BEGIN Task data

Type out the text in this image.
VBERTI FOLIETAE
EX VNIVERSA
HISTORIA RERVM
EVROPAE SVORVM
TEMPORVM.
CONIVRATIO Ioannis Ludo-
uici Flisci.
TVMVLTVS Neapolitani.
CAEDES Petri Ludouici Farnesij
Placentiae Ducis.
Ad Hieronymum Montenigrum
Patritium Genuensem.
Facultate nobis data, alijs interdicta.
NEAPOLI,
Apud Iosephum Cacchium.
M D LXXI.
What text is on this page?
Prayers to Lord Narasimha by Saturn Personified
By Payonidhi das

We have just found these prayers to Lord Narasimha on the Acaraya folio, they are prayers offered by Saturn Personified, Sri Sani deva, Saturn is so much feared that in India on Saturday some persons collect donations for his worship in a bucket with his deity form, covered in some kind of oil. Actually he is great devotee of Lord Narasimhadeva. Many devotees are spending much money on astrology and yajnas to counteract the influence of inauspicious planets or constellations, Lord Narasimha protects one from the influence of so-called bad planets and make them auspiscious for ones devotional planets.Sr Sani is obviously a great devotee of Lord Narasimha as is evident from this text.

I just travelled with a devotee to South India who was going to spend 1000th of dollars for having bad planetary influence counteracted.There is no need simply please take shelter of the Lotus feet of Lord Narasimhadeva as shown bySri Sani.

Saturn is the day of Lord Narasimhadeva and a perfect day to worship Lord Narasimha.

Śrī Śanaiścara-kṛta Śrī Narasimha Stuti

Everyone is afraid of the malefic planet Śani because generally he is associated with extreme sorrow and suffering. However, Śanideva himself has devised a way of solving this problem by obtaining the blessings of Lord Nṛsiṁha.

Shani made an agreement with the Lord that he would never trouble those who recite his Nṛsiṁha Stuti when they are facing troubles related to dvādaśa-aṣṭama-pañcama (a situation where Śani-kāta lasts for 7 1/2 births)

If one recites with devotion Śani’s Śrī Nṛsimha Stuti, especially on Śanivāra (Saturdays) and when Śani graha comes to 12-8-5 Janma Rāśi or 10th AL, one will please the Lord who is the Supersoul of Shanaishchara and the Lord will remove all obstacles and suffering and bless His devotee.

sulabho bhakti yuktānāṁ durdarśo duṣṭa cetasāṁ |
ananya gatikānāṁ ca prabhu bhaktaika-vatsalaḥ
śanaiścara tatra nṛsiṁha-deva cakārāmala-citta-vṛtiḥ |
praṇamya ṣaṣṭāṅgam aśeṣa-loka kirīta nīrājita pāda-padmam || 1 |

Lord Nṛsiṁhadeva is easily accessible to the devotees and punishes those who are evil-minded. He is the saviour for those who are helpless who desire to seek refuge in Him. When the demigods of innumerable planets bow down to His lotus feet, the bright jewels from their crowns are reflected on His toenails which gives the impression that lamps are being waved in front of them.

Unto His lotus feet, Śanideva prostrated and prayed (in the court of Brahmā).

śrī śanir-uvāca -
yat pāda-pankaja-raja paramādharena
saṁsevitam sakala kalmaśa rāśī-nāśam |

END Task data

Each line above must be reproduced exactly as it stands.

Solution to this task -
Type out the text in this image.
VBERTI FOLIETAE
EX VNIVERSA
HISTORIA RERVM
EVROPAE SVORVM
TEMPORVM.
CONIVRATIO Ioannis Ludo-
uici Flisci.
TVMVLTVS Neapolitani.
CAEDES Petri Ludouici Farnesij
Placentiae Ducis.
Ad Hieronymum Montenigrum
Patritium Genuensem.
Facultate nobis data, alijs interdicta.
NEAPOLI,
Apud Iosephum Cacchium.
M D LXXI.
What text is on this page?
Prayers to Lord Narasimha by Saturn Personified
By Payonidhi das

We have just found these prayers to Lord Narasimha on the Acaraya folio, they are prayers offered by Saturn Personified, Sri Sani deva, Saturn is so much feared that in India on Saturday some persons collect donations for his worship in a bucket with his deity form, covered in some kind of oil. Actually he is great devotee of Lord Narasimhadeva. Many devotees are spending much money on astrology and yajnas to counteract the influence of inauspicious planets or constellations, Lord Narasimha protects one from the influence of so-called bad planets and make them auspiscious for ones devotional planets.Sr Sani is obviously a great devotee of Lord Narasimha as is evident from this text.

I just travelled with a devotee to South India who was going to spend 1000th of dollars for having bad planetary influence counteracted.There is no need simply please take shelter of the Lotus feet of Lord Narasimhadeva as shown bySri Sani.

Saturn is the day of Lord Narasimhadeva and a perfect day to worship Lord Narasimha.

Śrī Śanaiścara-kṛta Śrī Narasimha Stuti

Everyone is afraid of the malefic planet Śani because generally he is associated with extreme sorrow and suffering. However, Śanideva himself has devised a way of solving this problem by obtaining the blessings of Lord Nṛsiṁha.

Shani made an agreement with the Lord that he would never trouble those who recite his Nṛsiṁha Stuti when they are facing troubles related to dvādaśa-aṣṭama-pañcama (a situation where Śani-kāta lasts for 7 1/2 births)

If one recites with devotion Śani’s Śrī Nṛsimha Stuti, especially on Śanivāra (Saturdays) and when Śani graha comes to 12-8-5 Janma Rāśi or 10th AL, one will please the Lord who is the Supersoul of Shanaishchara and the Lord will remove all obstacles and suffering and bless His devotee.

sulabho bhakti yuktānāṁ durdarśo duṣṭa cetasāṁ |
ananya gatikānāṁ ca prabhu bhaktaika-vatsalaḥ
śanaiścara tatra nṛsiṁha-deva cakārāmala-citta-vṛtiḥ |
praṇamya ṣaṣṭāṅgam aśeṣa-loka kirīta nīrājita pāda-padmam || 1 |

Lord Nṛsiṁhadeva is easily accessible to the devotees and punishes those who are evil-minded. He is the saviour for those who are helpless who desire to seek refuge in Him. When the demigods of innumerable planets bow down to His lotus feet, the bright jewels from their crowns are reflected on His toenails which gives the impression that lamps are being waved in front of them.

Unto His lotus feet, Śanideva prostrated and prayed (in the court of Brahmā).

śrī śanir-uvāca -
yat pāda-pankaja-raja paramādharena
saṁsevitam sakala kalmaśa rāśī-nāśam |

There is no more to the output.